**Trecho do documento**
Delirante, não: o meu bom povo está estatelado de jubilo e de espanto, — está presa de uma dessas comoções embatucadoras, que, ás vezes, secam a garganta, fazem todo o sangue refluir para o coração, e concentram toda a vida nos olhos da gente. O seu silencio não é frieza: é excesso de alvoroço moral.

[…] O meu bom povo está como essa criança.

Que é o que lhe haviam dado os governos até agora? Impostos e pau; ruas tortas e sujas; casas imundas… e ás vezes atravessadas por balázios; estados de sitio e bernardas; febre amarela e tédio…

Ele, o deserdado, não se queixava. Lá, diz Perrault, no seu conto imortal, que a Gata Borralheira passava as noites olhando o borralho, sem esperança e sem revolta, como quem sabe que só veio ao mundo para trabalhar e sofrer… Assim o povo carioca, resignado, ia vivendo a sua vida triste, habituado ao vasto persigal que lhe davam por morada, sem outro ideal que o de comer duas vezes e trabalhar dez horas por dia, com o só divertimento de politicar um bocadinho e a só comoção de arriscar todos os dias dez tostões na cobra ou no peru…

E eis que, de repente, alguém lhe tapa os olhos, e leva-o assim vendado a certo lugar, e retira-lhe a venda, e mostra-lhe uma avenida esplendida bordada de palácios, e cheia de ar e de luz, — e diz-lhe: Recebe isto, que é teu! Folga e regala-te!  Teve um fim o teu aviltamento, e começas a ter o que todos os outros povos já têm: um pouco de decência na tua casa, e um pouco de ventura na tua vida! E o povo esfrega os olhos, belisca-se para verificar que está bem acordado, sacode-se, desmandibula-se de pasmo, começa a embebedar os olhos com aquelas maravilhas, e não acaba de perguntar a si mesmo se tudo aquilo é realmente seu, e se aquele paraíso não é uma cenografia de papelão e gaze, que o primeiro pé de vento vai esfarrapar e destruir. Assim ficou a Gata Borralheira, quando lhe entrou á cozinha a Fada Bondosa, e, com um golpe, da varinha mágica, lhe mudou os andrajos sórdidos em alfaias de seda e ouro.

O meu bom povo não está delirante, não, – que ainda não voltou a si da surpresa. Porque aquilo foi uma surpresa, — uma como obra de encantamento e feitiço. Enquanto a Avenida estava atulhada de pedras e andaimes, com os seus palácios cobertos de tapumes, e cheia do formigueiro dos operários, ninguém a atravessava de ponta a ponta, ou sequer de quarteirão a quarteirão. A gente, passando pelas vielas transversais, dava à direita e à esquerda um olhar distraído, e ia andando o seu caminho, murmurando: não é que a Avenida progride? — Ou não murmurando coisa nenhuma, e nem fixando a atenção no milagre que ali se operava.

**Linhas de dados**

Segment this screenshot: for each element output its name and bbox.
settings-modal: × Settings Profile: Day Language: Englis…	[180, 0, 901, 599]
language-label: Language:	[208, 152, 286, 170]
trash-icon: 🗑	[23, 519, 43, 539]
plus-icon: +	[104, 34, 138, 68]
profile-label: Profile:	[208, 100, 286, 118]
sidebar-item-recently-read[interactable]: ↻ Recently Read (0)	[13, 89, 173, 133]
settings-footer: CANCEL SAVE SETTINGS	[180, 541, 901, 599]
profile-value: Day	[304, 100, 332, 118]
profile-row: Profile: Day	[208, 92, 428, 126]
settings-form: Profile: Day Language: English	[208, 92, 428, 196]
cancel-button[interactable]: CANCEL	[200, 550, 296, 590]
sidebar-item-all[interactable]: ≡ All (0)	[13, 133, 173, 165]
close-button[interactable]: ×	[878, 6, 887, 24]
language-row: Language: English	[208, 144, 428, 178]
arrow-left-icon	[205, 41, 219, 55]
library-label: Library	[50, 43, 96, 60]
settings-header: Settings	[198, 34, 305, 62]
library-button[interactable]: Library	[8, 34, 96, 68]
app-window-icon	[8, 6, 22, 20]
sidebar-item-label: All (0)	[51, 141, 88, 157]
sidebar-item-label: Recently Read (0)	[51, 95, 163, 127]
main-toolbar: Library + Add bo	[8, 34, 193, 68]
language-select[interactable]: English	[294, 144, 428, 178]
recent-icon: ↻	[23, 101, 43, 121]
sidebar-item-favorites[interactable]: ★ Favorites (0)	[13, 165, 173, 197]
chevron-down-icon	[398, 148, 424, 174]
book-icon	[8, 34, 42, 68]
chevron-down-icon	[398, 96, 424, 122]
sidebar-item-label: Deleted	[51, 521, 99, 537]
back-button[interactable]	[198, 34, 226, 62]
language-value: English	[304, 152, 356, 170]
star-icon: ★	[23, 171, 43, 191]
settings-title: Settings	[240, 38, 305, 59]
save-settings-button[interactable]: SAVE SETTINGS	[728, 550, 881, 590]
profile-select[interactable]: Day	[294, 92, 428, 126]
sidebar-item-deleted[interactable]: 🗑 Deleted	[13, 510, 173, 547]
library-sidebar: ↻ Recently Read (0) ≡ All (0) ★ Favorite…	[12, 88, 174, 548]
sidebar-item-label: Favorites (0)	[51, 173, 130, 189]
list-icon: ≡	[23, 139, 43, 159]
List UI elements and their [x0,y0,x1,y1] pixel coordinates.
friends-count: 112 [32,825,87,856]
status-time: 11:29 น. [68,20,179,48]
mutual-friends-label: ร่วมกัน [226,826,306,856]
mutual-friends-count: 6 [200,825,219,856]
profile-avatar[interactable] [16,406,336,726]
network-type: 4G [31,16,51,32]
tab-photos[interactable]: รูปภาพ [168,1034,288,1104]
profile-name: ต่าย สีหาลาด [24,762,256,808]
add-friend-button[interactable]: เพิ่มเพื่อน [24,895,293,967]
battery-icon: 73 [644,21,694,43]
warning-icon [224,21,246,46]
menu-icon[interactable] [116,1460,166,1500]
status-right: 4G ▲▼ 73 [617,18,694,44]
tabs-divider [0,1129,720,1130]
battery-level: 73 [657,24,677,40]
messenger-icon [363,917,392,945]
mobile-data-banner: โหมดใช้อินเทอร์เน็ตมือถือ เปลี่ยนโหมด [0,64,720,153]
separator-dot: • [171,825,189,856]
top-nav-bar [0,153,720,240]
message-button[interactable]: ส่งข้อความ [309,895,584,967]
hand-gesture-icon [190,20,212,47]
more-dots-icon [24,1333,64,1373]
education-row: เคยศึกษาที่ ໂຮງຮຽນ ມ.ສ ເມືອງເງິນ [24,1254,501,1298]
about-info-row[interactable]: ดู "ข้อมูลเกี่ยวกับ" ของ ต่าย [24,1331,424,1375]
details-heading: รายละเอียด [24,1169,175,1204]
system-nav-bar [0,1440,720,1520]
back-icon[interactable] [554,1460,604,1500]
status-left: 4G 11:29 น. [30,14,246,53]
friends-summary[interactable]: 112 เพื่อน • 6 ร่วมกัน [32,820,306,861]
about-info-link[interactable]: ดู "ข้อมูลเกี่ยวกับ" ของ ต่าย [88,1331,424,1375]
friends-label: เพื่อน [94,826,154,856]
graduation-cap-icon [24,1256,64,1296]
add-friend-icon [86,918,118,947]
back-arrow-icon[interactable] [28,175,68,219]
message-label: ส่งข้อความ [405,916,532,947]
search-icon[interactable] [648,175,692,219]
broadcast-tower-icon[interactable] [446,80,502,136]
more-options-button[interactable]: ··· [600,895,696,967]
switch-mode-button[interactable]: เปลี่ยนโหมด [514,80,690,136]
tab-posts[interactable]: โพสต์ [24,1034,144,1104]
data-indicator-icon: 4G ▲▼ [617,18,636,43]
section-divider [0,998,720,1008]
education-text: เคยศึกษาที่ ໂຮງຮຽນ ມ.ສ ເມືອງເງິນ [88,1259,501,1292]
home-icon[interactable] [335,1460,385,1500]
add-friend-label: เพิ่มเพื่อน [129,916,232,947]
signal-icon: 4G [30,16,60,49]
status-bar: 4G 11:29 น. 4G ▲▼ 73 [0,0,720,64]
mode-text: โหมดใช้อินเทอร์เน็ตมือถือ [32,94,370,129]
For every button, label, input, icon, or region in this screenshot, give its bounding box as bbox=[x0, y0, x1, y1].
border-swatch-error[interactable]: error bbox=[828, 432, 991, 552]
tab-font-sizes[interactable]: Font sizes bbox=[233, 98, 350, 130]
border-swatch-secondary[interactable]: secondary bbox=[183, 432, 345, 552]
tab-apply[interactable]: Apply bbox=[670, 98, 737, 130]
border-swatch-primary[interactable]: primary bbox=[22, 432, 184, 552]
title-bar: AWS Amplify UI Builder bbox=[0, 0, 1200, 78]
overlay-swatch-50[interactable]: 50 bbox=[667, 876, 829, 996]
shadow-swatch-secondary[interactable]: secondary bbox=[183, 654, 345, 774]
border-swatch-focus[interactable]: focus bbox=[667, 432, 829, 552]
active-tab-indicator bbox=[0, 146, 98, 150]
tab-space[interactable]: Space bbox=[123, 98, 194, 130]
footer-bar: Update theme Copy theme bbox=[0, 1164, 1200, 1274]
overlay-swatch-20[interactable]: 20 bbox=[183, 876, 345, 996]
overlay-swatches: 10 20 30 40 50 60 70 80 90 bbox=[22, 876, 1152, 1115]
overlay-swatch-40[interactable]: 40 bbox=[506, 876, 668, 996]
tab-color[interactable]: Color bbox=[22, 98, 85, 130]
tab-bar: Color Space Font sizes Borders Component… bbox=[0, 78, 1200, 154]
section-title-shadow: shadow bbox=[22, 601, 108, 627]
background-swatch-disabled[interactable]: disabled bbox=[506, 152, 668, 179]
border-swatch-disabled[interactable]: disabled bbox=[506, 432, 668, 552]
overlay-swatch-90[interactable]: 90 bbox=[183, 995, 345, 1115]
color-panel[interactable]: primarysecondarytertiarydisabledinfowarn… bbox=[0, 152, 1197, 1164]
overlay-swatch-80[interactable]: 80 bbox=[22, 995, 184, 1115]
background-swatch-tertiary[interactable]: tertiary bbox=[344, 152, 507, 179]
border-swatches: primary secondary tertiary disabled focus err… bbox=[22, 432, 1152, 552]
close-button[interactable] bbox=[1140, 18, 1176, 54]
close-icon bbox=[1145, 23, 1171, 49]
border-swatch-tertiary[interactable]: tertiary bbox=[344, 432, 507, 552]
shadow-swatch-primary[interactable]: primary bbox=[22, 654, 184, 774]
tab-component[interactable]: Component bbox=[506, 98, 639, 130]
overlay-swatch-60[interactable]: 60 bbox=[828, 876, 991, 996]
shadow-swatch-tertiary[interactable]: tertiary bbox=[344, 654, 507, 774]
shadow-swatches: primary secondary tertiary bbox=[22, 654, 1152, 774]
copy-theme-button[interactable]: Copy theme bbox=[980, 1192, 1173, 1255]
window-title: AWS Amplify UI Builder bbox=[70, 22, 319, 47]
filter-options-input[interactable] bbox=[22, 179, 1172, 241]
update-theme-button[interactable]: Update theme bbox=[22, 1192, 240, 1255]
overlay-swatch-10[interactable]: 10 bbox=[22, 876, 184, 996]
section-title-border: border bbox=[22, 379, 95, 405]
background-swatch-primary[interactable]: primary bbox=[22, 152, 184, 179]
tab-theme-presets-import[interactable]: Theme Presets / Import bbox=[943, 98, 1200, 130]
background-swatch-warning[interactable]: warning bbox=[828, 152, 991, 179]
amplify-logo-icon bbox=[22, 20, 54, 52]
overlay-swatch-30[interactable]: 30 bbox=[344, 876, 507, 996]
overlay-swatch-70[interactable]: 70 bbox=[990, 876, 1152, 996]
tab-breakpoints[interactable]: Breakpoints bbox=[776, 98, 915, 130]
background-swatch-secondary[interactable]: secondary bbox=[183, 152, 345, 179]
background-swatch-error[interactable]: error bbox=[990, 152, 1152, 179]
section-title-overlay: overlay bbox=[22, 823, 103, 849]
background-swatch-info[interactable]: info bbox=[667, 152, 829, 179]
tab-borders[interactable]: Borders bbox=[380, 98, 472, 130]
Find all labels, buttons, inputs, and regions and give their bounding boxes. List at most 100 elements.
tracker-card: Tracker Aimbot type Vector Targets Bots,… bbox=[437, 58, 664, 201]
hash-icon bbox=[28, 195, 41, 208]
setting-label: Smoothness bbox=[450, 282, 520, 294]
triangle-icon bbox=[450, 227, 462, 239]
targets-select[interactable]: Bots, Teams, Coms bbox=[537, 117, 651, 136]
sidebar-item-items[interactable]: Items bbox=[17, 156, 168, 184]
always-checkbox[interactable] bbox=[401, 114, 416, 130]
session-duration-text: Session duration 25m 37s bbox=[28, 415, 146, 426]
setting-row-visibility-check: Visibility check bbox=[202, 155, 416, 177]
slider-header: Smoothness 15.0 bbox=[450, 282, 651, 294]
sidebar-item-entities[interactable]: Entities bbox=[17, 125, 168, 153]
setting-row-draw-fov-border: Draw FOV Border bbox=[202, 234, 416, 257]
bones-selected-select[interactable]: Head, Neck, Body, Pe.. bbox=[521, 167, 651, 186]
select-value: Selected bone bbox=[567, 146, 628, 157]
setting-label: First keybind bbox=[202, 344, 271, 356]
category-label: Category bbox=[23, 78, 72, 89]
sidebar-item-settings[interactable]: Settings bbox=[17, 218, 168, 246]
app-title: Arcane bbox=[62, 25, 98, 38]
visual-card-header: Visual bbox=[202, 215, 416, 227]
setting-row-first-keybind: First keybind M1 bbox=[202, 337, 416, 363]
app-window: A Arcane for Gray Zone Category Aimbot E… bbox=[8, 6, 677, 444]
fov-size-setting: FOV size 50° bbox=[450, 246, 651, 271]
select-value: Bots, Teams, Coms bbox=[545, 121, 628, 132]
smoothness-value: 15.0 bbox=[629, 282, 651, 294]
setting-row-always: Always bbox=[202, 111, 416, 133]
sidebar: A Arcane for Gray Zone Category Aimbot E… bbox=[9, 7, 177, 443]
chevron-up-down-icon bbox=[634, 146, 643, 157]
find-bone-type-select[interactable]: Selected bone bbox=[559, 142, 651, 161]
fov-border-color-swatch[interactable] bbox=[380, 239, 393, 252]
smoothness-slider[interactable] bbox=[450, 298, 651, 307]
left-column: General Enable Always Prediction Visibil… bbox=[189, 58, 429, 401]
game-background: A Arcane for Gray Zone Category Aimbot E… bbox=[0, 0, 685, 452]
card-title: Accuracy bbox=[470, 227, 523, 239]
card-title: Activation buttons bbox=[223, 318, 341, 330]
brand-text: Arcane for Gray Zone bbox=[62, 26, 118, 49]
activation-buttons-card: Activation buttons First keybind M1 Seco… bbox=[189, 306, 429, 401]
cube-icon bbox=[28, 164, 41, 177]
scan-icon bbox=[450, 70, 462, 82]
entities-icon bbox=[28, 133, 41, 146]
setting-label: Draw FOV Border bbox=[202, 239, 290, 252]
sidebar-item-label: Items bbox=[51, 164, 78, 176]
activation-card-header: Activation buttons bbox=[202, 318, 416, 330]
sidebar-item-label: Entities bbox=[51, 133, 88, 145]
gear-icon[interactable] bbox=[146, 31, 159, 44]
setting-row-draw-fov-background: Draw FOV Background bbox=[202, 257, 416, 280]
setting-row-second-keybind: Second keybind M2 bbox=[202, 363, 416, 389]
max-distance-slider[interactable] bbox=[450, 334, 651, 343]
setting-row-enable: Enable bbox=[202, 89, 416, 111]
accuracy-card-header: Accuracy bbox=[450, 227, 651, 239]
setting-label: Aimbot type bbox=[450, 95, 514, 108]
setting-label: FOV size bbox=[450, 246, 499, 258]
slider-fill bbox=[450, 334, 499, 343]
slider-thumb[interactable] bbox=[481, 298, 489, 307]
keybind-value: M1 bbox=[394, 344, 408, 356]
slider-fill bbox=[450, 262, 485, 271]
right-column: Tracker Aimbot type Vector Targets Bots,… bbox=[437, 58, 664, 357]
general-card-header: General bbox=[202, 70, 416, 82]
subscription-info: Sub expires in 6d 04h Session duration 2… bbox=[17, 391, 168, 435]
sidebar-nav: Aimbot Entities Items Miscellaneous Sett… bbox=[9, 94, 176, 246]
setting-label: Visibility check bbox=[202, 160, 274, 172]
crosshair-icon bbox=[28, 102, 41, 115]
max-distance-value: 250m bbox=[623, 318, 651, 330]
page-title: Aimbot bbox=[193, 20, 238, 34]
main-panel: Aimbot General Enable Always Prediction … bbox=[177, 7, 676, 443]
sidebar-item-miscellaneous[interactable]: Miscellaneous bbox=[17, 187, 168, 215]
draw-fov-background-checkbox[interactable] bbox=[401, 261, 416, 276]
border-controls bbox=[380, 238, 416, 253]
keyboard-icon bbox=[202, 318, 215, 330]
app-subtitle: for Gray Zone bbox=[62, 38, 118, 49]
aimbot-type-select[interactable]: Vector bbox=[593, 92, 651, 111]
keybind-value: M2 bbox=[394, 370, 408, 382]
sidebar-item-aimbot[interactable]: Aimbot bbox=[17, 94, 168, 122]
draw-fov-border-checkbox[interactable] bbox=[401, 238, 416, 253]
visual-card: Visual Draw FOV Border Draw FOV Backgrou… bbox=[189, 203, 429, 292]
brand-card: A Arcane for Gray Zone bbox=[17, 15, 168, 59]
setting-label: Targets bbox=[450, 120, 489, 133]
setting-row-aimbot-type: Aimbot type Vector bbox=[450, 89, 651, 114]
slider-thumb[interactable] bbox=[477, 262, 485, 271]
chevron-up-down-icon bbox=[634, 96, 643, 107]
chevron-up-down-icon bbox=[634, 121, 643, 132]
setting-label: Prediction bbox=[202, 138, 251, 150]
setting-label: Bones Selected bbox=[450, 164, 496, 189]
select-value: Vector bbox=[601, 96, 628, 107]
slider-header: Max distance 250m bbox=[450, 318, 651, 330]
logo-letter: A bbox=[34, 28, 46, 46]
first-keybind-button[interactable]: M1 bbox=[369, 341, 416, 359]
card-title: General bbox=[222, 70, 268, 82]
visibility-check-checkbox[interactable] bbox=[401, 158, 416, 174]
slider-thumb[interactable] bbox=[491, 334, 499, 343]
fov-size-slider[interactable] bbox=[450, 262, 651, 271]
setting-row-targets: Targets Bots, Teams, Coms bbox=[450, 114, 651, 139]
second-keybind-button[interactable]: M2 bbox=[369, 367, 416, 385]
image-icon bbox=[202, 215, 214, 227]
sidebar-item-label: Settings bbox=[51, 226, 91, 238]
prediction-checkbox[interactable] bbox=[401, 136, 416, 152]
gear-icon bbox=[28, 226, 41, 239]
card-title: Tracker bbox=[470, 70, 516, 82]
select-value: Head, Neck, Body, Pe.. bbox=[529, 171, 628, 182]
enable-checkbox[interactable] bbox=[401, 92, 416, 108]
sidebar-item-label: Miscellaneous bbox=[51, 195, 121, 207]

**Requisitos do exercício**
Continue o texto sobre a Avenida e o povo carioca a partir de onde ele termina.

**Resposta**
Mas, no dia 15, foi como se um, velário se abrisse, descobrindo uma região de sonho. Os olhares, mergulhando na Avenida, pasmavam diante da sua prodigiosa amplitude. As ruazinhas, que outrora nos pareciam tão largas, estreitavam-se, afunilavam-se, espremiam-se, entre os palácios das esquinas: e eu, por mim, querendo entrar à rua do Rosário, fiquei parado, hesitando, inquirindo de mim mesmo se o meu corpo poderia passar pela abertura augusta daquele cano…

Por todo aquele dia e por toda aquela noite, o povo debaixo das cordas de água que caiam, resistindo heroicamente á flagelação da chuva grossa, […] Na umidade, ficou ali, indo e vindo de boca aberta, olhando os prédios, sem acreditar no que via, – pobre desconfiado de tão grande esmola.

[…] E, pela Avenida afora, acotovelando outros grupos, fui pensando na revolução moral e intelectual que se vai operar na população, em virtude da reforma material da cidade.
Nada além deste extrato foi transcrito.